## SET TASK
Put the entries, from the first line through the line containing "x-tick-label-quarter: Q3 (839, 598, 864, 619)", into a Markdown table with the columns Row and Text. Number each line in Row, and leave out blank lines.

## EXTRACTED RECORDS
____
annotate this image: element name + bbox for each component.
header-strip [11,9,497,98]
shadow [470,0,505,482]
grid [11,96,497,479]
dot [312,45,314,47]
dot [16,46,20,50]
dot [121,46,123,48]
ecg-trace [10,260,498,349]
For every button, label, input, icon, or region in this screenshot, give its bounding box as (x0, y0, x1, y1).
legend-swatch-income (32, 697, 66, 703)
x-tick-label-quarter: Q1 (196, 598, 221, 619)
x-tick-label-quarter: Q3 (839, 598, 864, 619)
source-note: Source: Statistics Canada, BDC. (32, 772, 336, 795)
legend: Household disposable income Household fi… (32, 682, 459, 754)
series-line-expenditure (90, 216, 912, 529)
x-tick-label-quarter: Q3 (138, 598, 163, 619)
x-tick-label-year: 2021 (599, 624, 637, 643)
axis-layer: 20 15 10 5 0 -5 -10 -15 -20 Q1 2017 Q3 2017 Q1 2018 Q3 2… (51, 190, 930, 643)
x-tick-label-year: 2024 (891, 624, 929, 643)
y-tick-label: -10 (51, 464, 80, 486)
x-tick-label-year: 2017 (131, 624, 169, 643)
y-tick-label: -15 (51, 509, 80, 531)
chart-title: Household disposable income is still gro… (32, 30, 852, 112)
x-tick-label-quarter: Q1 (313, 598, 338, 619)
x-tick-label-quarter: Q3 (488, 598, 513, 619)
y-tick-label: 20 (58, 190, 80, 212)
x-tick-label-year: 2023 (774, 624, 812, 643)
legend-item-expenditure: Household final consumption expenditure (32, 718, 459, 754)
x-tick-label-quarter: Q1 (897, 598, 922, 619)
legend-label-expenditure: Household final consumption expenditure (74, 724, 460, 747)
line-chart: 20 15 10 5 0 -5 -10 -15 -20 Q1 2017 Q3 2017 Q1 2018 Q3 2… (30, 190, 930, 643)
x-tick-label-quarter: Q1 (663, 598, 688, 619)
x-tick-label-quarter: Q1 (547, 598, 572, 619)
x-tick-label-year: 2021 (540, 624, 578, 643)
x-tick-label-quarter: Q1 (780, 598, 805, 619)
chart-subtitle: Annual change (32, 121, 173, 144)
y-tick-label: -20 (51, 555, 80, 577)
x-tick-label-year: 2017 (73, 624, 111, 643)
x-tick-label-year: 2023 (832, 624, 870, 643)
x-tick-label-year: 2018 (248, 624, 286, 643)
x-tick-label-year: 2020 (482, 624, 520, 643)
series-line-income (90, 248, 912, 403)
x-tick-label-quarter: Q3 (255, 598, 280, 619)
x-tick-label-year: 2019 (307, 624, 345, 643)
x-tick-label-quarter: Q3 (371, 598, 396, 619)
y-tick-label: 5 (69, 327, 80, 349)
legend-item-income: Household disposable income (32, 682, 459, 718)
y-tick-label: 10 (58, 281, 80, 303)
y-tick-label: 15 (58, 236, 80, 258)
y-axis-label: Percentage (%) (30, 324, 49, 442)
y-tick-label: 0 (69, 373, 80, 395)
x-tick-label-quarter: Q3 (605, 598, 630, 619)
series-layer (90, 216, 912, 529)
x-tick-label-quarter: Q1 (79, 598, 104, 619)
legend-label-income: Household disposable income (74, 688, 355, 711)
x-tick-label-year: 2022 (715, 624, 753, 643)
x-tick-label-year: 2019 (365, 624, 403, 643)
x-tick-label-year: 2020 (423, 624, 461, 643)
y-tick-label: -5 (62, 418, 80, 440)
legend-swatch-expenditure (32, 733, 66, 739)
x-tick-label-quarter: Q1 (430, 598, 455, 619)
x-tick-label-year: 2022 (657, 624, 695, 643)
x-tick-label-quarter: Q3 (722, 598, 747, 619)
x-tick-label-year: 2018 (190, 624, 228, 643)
____
## RESULT FOR THIS TASK
| Row | Text |
|---|---|
| 1 | annotate this image: element name + bbox for each component. |
| 2 | header-strip [11,9,497,98] |
| 3 | shadow [470,0,505,482] |
| 4 | grid [11,96,497,479] |
| 5 | dot [312,45,314,47] |
| 6 | dot [16,46,20,50] |
| 7 | dot [121,46,123,48] |
| 8 | ecg-trace [10,260,498,349] |
| 9 | For every button, label, input, icon, or region in this screenshot, give its bounding box as (x0, y0, x1, y1). |
| 10 | legend-swatch-income (32, 697, 66, 703) |
| 11 | x-tick-label-quarter: Q1 (196, 598, 221, 619) |
| 12 | x-tick-label-quarter: Q3 (839, 598, 864, 619) |